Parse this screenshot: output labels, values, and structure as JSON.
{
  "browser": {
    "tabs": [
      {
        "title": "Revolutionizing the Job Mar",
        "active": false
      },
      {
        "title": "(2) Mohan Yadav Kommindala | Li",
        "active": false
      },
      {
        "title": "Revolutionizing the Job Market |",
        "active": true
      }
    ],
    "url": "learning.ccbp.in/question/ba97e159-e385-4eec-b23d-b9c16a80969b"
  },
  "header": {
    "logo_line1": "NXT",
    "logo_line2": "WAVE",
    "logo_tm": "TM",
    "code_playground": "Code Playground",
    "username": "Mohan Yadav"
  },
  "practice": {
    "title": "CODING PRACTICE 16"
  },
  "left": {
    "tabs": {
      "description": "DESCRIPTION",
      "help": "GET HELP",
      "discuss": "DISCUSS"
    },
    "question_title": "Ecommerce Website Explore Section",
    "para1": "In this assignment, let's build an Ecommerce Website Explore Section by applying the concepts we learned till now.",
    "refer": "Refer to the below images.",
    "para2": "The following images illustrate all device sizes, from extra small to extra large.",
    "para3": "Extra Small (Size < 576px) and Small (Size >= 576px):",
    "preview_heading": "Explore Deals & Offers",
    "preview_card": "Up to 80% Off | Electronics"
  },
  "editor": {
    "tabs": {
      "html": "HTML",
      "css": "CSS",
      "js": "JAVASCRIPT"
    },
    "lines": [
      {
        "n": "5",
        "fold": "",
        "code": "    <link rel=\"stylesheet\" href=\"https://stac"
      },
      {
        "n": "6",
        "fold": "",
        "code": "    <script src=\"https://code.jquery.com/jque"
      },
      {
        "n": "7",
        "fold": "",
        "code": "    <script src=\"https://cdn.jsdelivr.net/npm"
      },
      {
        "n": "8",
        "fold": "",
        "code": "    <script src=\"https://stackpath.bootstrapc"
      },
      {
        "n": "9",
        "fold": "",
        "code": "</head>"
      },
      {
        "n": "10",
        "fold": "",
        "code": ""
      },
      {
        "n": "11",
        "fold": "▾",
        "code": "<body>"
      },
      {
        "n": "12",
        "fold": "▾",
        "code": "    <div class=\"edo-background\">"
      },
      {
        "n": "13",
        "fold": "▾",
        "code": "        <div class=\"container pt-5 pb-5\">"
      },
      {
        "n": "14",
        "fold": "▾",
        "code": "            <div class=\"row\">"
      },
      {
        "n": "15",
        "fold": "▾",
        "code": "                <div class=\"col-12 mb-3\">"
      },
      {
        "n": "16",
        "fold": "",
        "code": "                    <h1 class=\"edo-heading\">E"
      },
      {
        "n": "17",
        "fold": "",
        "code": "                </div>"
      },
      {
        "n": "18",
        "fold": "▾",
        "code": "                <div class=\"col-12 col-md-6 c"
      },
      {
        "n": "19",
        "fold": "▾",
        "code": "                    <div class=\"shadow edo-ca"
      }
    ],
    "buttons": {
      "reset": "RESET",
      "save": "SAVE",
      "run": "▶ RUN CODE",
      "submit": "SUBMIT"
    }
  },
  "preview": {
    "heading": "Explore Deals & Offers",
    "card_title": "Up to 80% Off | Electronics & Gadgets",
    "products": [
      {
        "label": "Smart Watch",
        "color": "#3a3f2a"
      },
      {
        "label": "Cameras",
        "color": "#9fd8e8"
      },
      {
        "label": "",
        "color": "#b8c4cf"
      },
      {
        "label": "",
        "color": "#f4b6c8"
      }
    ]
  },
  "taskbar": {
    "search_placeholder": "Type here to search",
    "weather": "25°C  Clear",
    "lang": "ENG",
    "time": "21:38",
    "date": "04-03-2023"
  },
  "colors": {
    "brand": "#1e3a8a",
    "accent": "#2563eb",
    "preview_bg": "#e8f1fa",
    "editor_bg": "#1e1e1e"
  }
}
========
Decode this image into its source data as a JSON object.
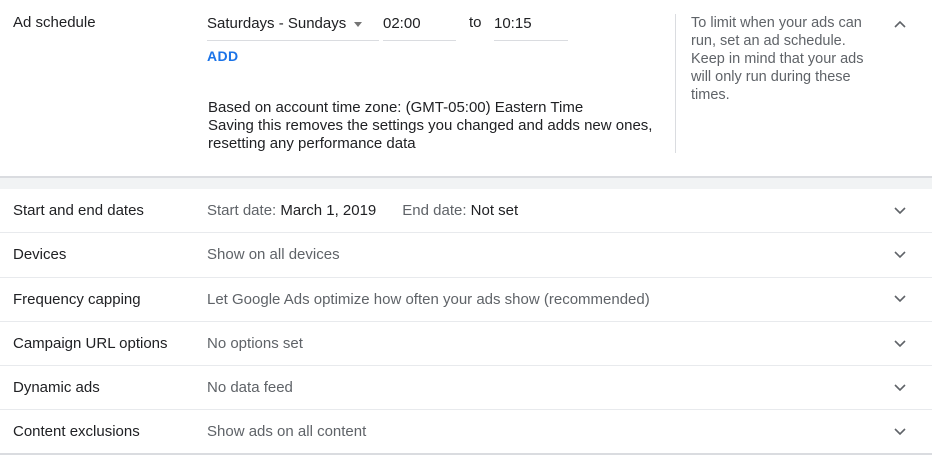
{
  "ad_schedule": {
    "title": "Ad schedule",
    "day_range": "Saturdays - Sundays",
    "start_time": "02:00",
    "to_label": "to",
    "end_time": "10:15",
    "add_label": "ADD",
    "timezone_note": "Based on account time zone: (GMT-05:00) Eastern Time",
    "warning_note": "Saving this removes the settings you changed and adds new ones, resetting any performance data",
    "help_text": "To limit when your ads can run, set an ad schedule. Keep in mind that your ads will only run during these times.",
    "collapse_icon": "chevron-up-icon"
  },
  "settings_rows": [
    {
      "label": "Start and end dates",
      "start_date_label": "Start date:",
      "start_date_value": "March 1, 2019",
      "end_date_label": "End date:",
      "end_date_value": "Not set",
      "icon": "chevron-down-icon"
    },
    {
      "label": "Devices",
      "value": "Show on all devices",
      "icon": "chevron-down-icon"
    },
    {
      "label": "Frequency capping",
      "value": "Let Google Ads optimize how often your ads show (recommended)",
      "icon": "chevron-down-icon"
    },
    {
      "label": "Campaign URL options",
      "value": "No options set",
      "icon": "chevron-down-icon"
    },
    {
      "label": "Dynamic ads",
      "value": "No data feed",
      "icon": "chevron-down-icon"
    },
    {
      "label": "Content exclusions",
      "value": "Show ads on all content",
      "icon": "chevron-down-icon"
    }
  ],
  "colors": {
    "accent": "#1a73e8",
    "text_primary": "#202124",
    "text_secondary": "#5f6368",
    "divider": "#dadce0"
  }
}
========
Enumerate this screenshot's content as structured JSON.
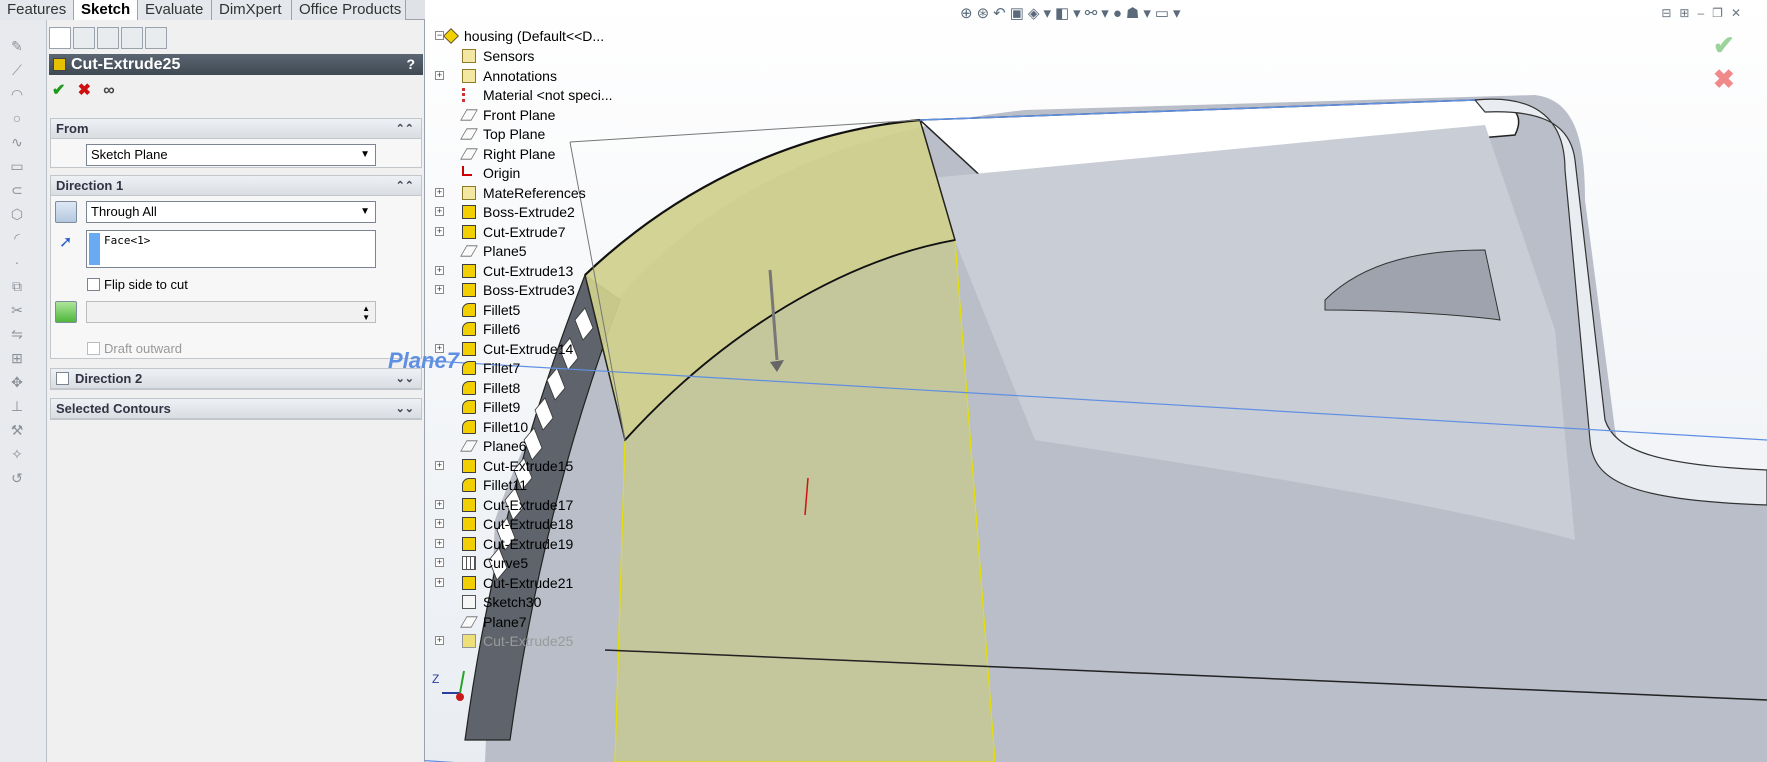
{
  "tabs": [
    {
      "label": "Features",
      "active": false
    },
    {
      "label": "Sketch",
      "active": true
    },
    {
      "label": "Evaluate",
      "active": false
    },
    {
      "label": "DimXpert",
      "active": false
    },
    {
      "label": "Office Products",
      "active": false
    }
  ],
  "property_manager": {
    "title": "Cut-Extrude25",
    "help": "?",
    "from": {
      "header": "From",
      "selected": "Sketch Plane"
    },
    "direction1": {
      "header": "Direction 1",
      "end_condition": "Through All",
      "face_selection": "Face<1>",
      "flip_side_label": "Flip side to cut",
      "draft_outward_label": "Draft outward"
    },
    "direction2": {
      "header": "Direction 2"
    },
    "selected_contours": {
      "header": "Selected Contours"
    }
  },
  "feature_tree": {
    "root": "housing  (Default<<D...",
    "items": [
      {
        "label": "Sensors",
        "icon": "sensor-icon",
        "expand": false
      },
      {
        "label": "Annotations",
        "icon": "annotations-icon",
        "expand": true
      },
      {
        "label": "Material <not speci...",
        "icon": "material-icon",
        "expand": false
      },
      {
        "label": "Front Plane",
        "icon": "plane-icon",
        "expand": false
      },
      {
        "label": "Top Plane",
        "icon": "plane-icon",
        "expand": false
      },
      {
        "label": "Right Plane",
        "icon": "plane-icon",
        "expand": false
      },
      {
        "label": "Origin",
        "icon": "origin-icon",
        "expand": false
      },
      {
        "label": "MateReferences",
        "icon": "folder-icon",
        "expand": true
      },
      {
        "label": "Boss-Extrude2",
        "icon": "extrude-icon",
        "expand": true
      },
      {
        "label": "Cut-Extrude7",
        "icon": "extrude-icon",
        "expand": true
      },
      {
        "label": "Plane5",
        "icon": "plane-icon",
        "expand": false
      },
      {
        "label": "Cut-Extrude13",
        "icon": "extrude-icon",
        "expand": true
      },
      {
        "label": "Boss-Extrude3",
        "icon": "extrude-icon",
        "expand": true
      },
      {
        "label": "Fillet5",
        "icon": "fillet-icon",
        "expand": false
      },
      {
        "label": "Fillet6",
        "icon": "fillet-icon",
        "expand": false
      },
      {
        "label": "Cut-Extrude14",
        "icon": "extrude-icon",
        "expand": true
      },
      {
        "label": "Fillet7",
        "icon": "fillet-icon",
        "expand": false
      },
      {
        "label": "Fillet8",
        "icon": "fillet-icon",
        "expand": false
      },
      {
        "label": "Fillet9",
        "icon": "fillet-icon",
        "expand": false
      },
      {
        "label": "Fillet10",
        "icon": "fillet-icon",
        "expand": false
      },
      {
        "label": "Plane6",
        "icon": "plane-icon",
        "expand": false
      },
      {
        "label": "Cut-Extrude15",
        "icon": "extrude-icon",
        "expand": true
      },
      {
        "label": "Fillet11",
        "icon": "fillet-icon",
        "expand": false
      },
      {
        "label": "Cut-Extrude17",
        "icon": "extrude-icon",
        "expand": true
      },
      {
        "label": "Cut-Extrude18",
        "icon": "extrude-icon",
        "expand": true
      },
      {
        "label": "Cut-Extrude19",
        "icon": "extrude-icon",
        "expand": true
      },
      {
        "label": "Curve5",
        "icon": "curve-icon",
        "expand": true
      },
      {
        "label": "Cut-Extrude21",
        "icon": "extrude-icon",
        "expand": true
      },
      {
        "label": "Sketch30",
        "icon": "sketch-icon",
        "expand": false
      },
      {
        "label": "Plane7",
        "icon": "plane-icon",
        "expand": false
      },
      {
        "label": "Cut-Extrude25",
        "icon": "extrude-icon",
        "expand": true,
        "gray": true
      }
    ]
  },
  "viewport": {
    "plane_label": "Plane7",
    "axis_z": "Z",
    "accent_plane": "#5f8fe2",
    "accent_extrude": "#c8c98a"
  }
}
========
Exercise details: Go through the records and pull out each line that includes the word "options".

Task answer:
      "label": "Campaign URL options",
      "value": "No options set",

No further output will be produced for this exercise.